Data listing
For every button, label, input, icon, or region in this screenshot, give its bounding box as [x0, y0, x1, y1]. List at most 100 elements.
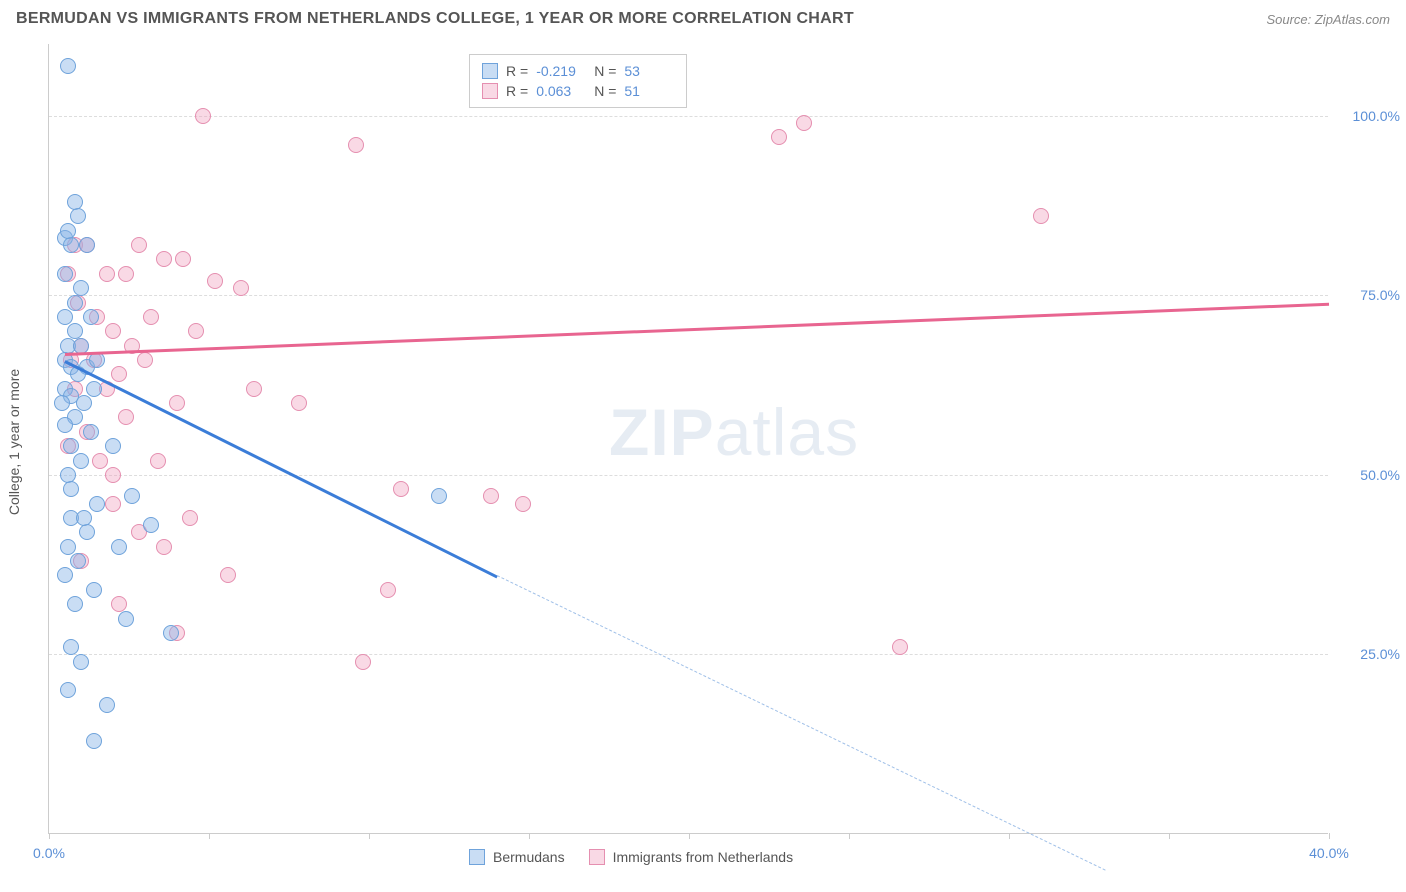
scatter-point-pink — [105, 467, 121, 483]
scatter-point-blue — [163, 625, 179, 641]
scatter-point-blue — [63, 237, 79, 253]
scatter-point-blue — [57, 309, 73, 325]
scatter-point-blue — [118, 611, 134, 627]
legend-item-blue: Bermudans — [469, 849, 565, 865]
scatter-point-blue — [60, 682, 76, 698]
trend-line-blue-dashed — [497, 576, 1105, 871]
chart-title: BERMUDAN VS IMMIGRANTS FROM NETHERLANDS … — [16, 10, 854, 28]
r-value-blue: -0.219 — [536, 63, 586, 79]
scatter-point-pink — [246, 381, 262, 397]
r-label: R = — [506, 83, 528, 99]
scatter-point-blue — [63, 438, 79, 454]
scatter-point-pink — [355, 654, 371, 670]
x-tick-label: 0.0% — [33, 845, 65, 861]
scatter-point-pink — [483, 488, 499, 504]
chart-container: College, 1 year or more ZIPatlas R = -0.… — [0, 34, 1406, 884]
scatter-point-blue — [76, 510, 92, 526]
scatter-point-pink — [99, 266, 115, 282]
scatter-point-pink — [771, 129, 787, 145]
n-label: N = — [594, 63, 616, 79]
n-label: N = — [594, 83, 616, 99]
scatter-point-blue — [60, 58, 76, 74]
scatter-point-pink — [156, 539, 172, 555]
scatter-point-pink — [143, 309, 159, 325]
scatter-point-pink — [233, 280, 249, 296]
scatter-point-blue — [57, 417, 73, 433]
scatter-point-pink — [182, 510, 198, 526]
swatch-blue-icon — [482, 63, 498, 79]
scatter-point-blue — [86, 733, 102, 749]
legend-label-blue: Bermudans — [493, 849, 565, 865]
x-tick — [369, 833, 370, 839]
scatter-point-pink — [515, 496, 531, 512]
x-tick — [1009, 833, 1010, 839]
watermark: ZIPatlas — [609, 394, 859, 470]
y-tick-label: 100.0% — [1353, 108, 1400, 124]
scatter-point-blue — [73, 654, 89, 670]
scatter-point-blue — [111, 539, 127, 555]
y-tick-label: 25.0% — [1360, 646, 1400, 662]
scatter-point-blue — [86, 582, 102, 598]
scatter-point-pink — [131, 237, 147, 253]
scatter-point-pink — [380, 582, 396, 598]
scatter-point-blue — [70, 208, 86, 224]
scatter-point-blue — [143, 517, 159, 533]
scatter-point-blue — [54, 395, 70, 411]
scatter-point-blue — [86, 381, 102, 397]
trend-line-pink — [65, 303, 1329, 356]
scatter-point-pink — [188, 323, 204, 339]
legend-item-pink: Immigrants from Netherlands — [589, 849, 794, 865]
stats-row-blue: R = -0.219 N = 53 — [482, 61, 674, 81]
n-value-pink: 51 — [624, 83, 674, 99]
r-label: R = — [506, 63, 528, 79]
swatch-blue-icon — [469, 849, 485, 865]
scatter-point-pink — [118, 266, 134, 282]
scatter-point-pink — [105, 323, 121, 339]
scatter-point-blue — [57, 567, 73, 583]
y-tick-label: 75.0% — [1360, 287, 1400, 303]
scatter-point-blue — [105, 438, 121, 454]
gridline-h — [49, 654, 1328, 655]
swatch-pink-icon — [482, 83, 498, 99]
x-tick — [1169, 833, 1170, 839]
scatter-point-blue — [67, 596, 83, 612]
scatter-point-pink — [111, 366, 127, 382]
scatter-point-pink — [156, 251, 172, 267]
scatter-point-blue — [57, 266, 73, 282]
gridline-h — [49, 475, 1328, 476]
scatter-point-blue — [60, 539, 76, 555]
x-tick — [209, 833, 210, 839]
scatter-point-pink — [195, 108, 211, 124]
trend-line-blue — [64, 360, 497, 578]
x-tick-label: 40.0% — [1309, 845, 1349, 861]
scatter-point-blue — [79, 237, 95, 253]
scatter-point-pink — [175, 251, 191, 267]
scatter-point-pink — [105, 496, 121, 512]
x-tick — [49, 833, 50, 839]
x-tick — [529, 833, 530, 839]
scatter-point-blue — [60, 467, 76, 483]
x-tick — [1329, 833, 1330, 839]
scatter-point-pink — [1033, 208, 1049, 224]
y-tick-label: 50.0% — [1360, 467, 1400, 483]
scatter-point-pink — [348, 137, 364, 153]
scatter-point-pink — [220, 567, 236, 583]
scatter-point-pink — [291, 395, 307, 411]
scatter-point-blue — [83, 309, 99, 325]
scatter-point-blue — [431, 488, 447, 504]
scatter-point-blue — [70, 553, 86, 569]
scatter-point-pink — [92, 453, 108, 469]
scatter-point-pink — [892, 639, 908, 655]
scatter-point-blue — [67, 194, 83, 210]
scatter-point-pink — [393, 481, 409, 497]
source-attribution: Source: ZipAtlas.com — [1266, 12, 1390, 27]
scatter-point-blue — [83, 424, 99, 440]
plot-area: ZIPatlas R = -0.219 N = 53 R = 0.063 N =… — [48, 44, 1328, 834]
scatter-point-blue — [99, 697, 115, 713]
scatter-point-blue — [73, 453, 89, 469]
r-value-pink: 0.063 — [536, 83, 586, 99]
scatter-point-pink — [150, 453, 166, 469]
scatter-point-blue — [89, 496, 105, 512]
scatter-point-blue — [63, 481, 79, 497]
scatter-point-blue — [76, 395, 92, 411]
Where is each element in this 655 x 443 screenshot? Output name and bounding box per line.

WHAT THIS TASK INVOLVES: Transcribe every row above word for word, leaving out the pictures.

TASK RESPONSE:
For every button, label, input, icon, or region in this screenshot, give its bounding box as [x0, y0, x1, y1]. List at most 100 elements.
scatter-point-pink — [105, 467, 121, 483]
scatter-point-blue — [163, 625, 179, 641]
scatter-point-blue — [63, 237, 79, 253]
scatter-point-blue — [57, 309, 73, 325]
scatter-point-blue — [118, 611, 134, 627]
legend-item-blue: Bermudans — [469, 849, 565, 865]
scatter-point-blue — [60, 682, 76, 698]
trend-line-blue-dashed — [497, 576, 1105, 871]
chart-title: BERMUDAN VS IMMIGRANTS FROM NETHERLANDS … — [16, 10, 854, 28]
r-value-blue: -0.219 — [536, 63, 586, 79]
scatter-point-pink — [246, 381, 262, 397]
r-label: R = — [506, 83, 528, 99]
scatter-point-blue — [63, 438, 79, 454]
scatter-point-pink — [355, 654, 371, 670]
x-tick-label: 0.0% — [33, 845, 65, 861]
scatter-point-pink — [483, 488, 499, 504]
chart-container: College, 1 year or more ZIPatlas R = -0.… — [0, 34, 1406, 884]
scatter-point-blue — [76, 510, 92, 526]
scatter-point-pink — [99, 266, 115, 282]
scatter-point-pink — [771, 129, 787, 145]
n-label: N = — [594, 63, 616, 79]
n-label: N = — [594, 83, 616, 99]
scatter-point-blue — [60, 58, 76, 74]
scatter-point-pink — [156, 539, 172, 555]
scatter-point-pink — [143, 309, 159, 325]
scatter-point-pink — [233, 280, 249, 296]
scatter-point-blue — [57, 417, 73, 433]
scatter-point-pink — [182, 510, 198, 526]
swatch-blue-icon — [482, 63, 498, 79]
scatter-point-blue — [86, 733, 102, 749]
legend-label-blue: Bermudans — [493, 849, 565, 865]
x-tick — [369, 833, 370, 839]
scatter-point-pink — [515, 496, 531, 512]
x-tick — [1009, 833, 1010, 839]
watermark: ZIPatlas — [609, 394, 859, 470]
y-tick-label: 100.0% — [1353, 108, 1400, 124]
scatter-point-blue — [73, 654, 89, 670]
scatter-point-blue — [111, 539, 127, 555]
y-tick-label: 25.0% — [1360, 646, 1400, 662]
scatter-point-blue — [86, 582, 102, 598]
scatter-point-pink — [131, 237, 147, 253]
scatter-point-pink — [380, 582, 396, 598]
scatter-point-blue — [70, 208, 86, 224]
scatter-point-blue — [143, 517, 159, 533]
scatter-point-blue — [54, 395, 70, 411]
scatter-point-blue — [86, 381, 102, 397]
trend-line-pink — [65, 303, 1329, 356]
scatter-point-pink — [188, 323, 204, 339]
legend-item-pink: Immigrants from Netherlands — [589, 849, 794, 865]
stats-row-blue: R = -0.219 N = 53 — [482, 61, 674, 81]
n-value-pink: 51 — [624, 83, 674, 99]
r-label: R = — [506, 63, 528, 79]
swatch-blue-icon — [469, 849, 485, 865]
scatter-point-pink — [118, 266, 134, 282]
scatter-point-pink — [105, 323, 121, 339]
scatter-point-blue — [57, 567, 73, 583]
y-tick-label: 75.0% — [1360, 287, 1400, 303]
scatter-point-blue — [105, 438, 121, 454]
gridline-h — [49, 654, 1328, 655]
swatch-pink-icon — [482, 83, 498, 99]
x-tick — [1169, 833, 1170, 839]
scatter-point-blue — [67, 596, 83, 612]
scatter-point-pink — [111, 366, 127, 382]
scatter-point-pink — [156, 251, 172, 267]
scatter-point-blue — [57, 266, 73, 282]
gridline-h — [49, 475, 1328, 476]
scatter-point-blue — [60, 539, 76, 555]
x-tick — [209, 833, 210, 839]
scatter-point-pink — [195, 108, 211, 124]
trend-line-blue — [64, 360, 497, 578]
x-tick-label: 40.0% — [1309, 845, 1349, 861]
scatter-point-blue — [79, 237, 95, 253]
scatter-point-pink — [175, 251, 191, 267]
scatter-point-pink — [105, 496, 121, 512]
x-tick — [49, 833, 50, 839]
x-tick — [529, 833, 530, 839]
scatter-point-blue — [60, 467, 76, 483]
x-tick — [1329, 833, 1330, 839]
scatter-point-pink — [1033, 208, 1049, 224]
y-tick-label: 50.0% — [1360, 467, 1400, 483]
scatter-point-pink — [348, 137, 364, 153]
scatter-point-pink — [220, 567, 236, 583]
scatter-point-pink — [291, 395, 307, 411]
scatter-point-blue — [83, 309, 99, 325]
scatter-point-blue — [431, 488, 447, 504]
scatter-point-blue — [70, 553, 86, 569]
scatter-point-pink — [92, 453, 108, 469]
scatter-point-pink — [892, 639, 908, 655]
scatter-point-blue — [67, 194, 83, 210]
scatter-point-pink — [393, 481, 409, 497]
source-attribution: Source: ZipAtlas.com — [1266, 12, 1390, 27]
scatter-point-blue — [83, 424, 99, 440]
plot-area: ZIPatlas R = -0.219 N = 53 R = 0.063 N =… — [48, 44, 1328, 834]
scatter-point-blue — [99, 697, 115, 713]
scatter-point-blue — [73, 453, 89, 469]
r-value-pink: 0.063 — [536, 83, 586, 99]
scatter-point-pink — [150, 453, 166, 469]
scatter-point-blue — [89, 496, 105, 512]
scatter-point-blue — [63, 481, 79, 497]
scatter-point-blue — [76, 395, 92, 411]
Where is each element in this 655 x 443 screenshot? Output name and bounding box per line.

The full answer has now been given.